*** PROVIDED DATA ***
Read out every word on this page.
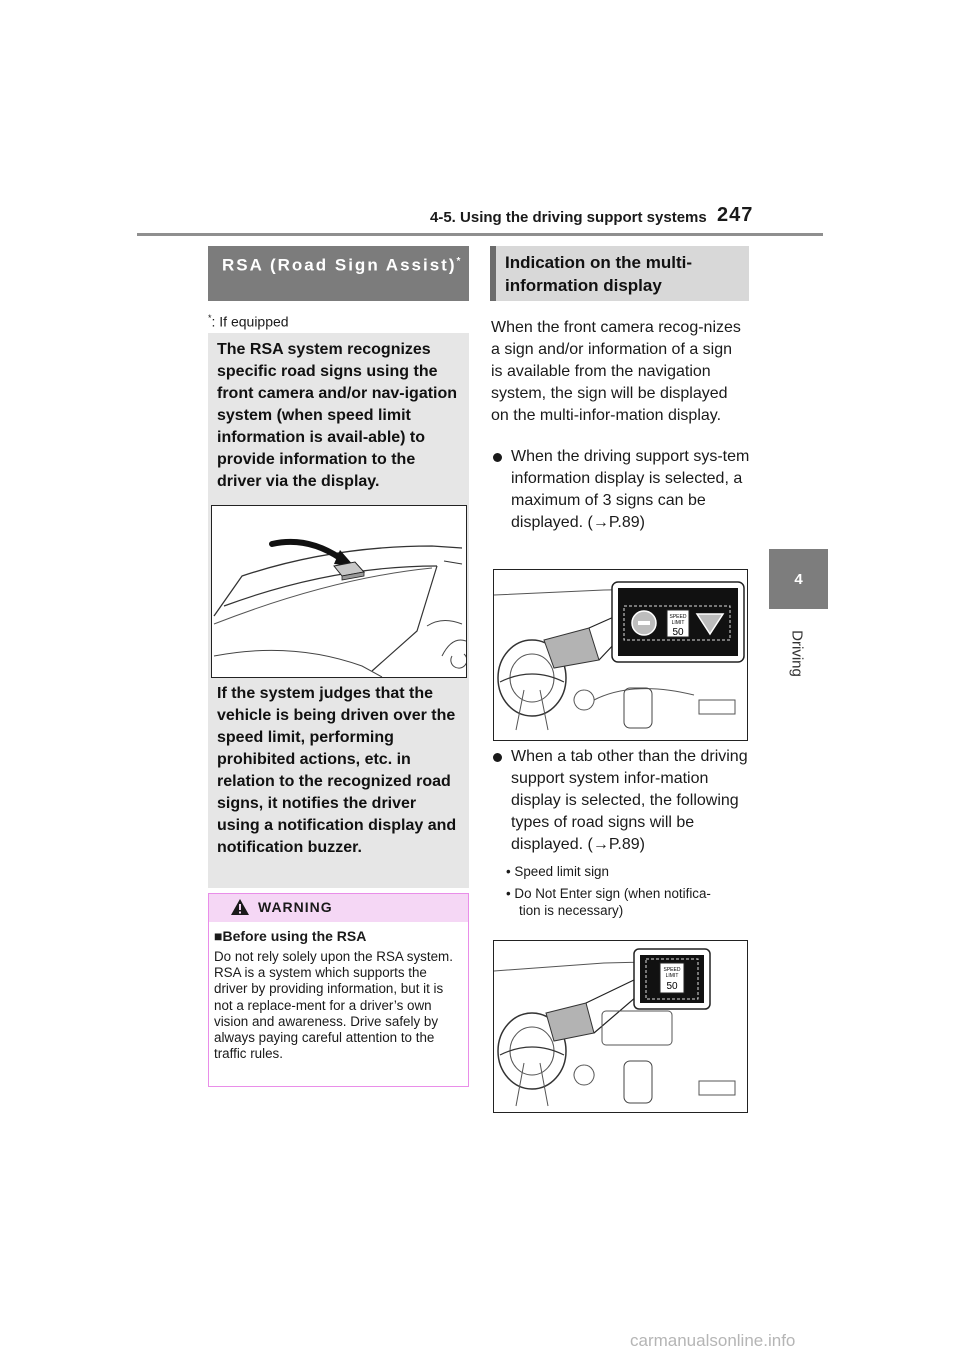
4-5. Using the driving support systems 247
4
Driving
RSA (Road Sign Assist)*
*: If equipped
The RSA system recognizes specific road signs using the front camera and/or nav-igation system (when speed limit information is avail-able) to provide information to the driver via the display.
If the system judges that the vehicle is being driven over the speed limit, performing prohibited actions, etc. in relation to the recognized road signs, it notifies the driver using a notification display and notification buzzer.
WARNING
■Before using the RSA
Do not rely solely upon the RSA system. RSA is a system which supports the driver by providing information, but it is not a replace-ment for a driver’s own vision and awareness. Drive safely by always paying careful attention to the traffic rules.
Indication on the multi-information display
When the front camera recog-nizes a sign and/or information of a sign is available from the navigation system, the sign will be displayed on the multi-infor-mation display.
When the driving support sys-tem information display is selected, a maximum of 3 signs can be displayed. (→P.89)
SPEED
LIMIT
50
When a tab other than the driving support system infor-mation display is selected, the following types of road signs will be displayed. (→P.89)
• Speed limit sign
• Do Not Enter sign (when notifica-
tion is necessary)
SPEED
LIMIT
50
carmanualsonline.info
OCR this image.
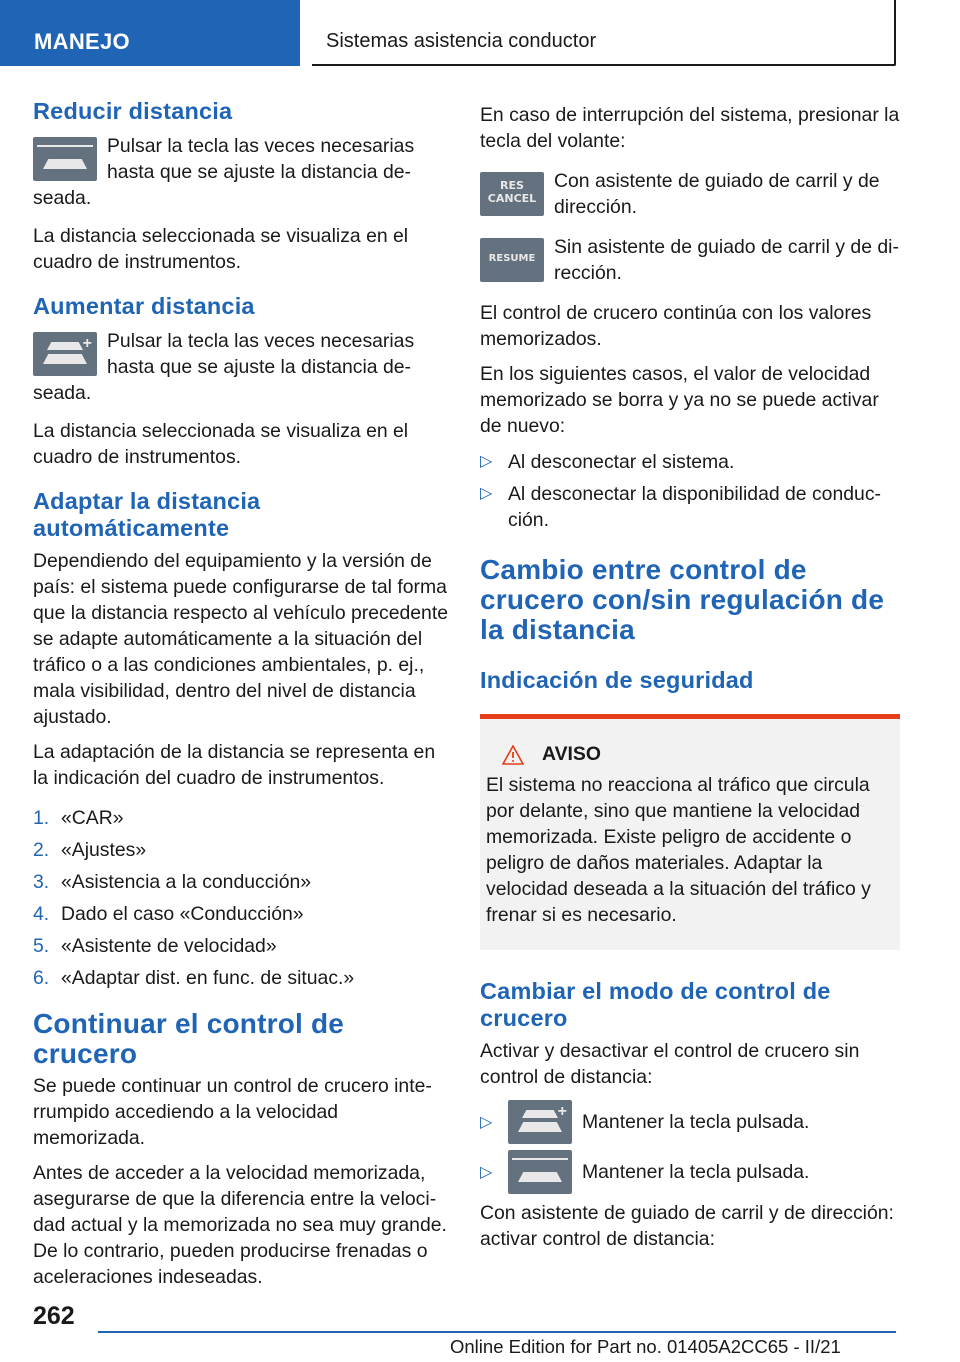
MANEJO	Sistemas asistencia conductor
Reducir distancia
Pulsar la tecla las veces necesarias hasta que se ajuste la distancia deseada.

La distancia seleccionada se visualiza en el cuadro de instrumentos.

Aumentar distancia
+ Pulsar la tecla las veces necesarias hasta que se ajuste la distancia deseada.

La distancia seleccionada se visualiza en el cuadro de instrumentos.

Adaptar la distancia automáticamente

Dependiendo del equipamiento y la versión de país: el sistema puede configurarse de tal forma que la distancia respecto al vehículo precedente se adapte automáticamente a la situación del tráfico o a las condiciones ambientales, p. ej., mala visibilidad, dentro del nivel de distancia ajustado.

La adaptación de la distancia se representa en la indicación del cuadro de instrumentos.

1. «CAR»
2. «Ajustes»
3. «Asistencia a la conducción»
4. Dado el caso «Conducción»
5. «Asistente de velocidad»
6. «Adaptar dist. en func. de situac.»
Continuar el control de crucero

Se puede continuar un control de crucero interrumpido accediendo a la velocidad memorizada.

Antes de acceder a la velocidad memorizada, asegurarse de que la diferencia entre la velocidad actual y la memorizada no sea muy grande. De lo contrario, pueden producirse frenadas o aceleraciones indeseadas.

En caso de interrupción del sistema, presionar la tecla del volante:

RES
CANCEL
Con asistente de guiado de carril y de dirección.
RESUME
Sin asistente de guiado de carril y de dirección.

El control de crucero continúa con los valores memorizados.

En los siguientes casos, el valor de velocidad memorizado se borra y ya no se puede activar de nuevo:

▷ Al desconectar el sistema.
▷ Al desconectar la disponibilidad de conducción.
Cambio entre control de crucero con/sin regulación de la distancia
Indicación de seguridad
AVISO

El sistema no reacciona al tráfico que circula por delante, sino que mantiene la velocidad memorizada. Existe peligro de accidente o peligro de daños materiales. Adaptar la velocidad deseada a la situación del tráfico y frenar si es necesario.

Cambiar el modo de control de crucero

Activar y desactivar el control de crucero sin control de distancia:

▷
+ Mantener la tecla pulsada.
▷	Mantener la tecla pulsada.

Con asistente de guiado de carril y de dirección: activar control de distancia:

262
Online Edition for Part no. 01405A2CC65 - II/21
***
*** PROVIDED DATA ***
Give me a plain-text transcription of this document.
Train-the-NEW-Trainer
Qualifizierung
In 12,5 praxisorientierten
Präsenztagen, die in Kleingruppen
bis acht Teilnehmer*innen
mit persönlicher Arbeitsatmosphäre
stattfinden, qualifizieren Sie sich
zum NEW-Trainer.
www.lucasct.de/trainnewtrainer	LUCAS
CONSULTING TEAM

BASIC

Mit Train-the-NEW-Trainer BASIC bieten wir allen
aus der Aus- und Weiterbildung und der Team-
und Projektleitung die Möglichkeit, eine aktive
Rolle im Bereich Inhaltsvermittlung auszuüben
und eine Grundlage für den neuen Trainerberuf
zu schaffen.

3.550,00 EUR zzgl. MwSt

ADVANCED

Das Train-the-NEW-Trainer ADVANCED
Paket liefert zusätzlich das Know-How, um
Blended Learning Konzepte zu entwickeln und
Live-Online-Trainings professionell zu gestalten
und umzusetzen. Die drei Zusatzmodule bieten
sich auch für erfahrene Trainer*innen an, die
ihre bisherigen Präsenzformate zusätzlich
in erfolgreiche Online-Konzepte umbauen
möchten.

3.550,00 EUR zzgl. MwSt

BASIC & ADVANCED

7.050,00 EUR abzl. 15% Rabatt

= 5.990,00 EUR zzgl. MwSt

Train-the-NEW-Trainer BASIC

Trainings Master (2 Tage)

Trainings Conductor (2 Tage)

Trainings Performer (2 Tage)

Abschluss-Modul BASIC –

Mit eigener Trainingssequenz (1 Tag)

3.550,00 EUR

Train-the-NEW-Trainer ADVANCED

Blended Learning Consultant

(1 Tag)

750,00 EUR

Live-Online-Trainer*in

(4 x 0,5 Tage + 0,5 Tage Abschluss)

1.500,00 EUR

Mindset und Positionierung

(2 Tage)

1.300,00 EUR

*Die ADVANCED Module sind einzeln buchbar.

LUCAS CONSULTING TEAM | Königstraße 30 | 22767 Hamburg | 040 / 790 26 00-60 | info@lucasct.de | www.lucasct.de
***
* [EXERCISE TASK]
Among the lines above, count those containing the word "front" and give nothing but the result.

* [SOLUTION FOR THIS PROBLEM]
2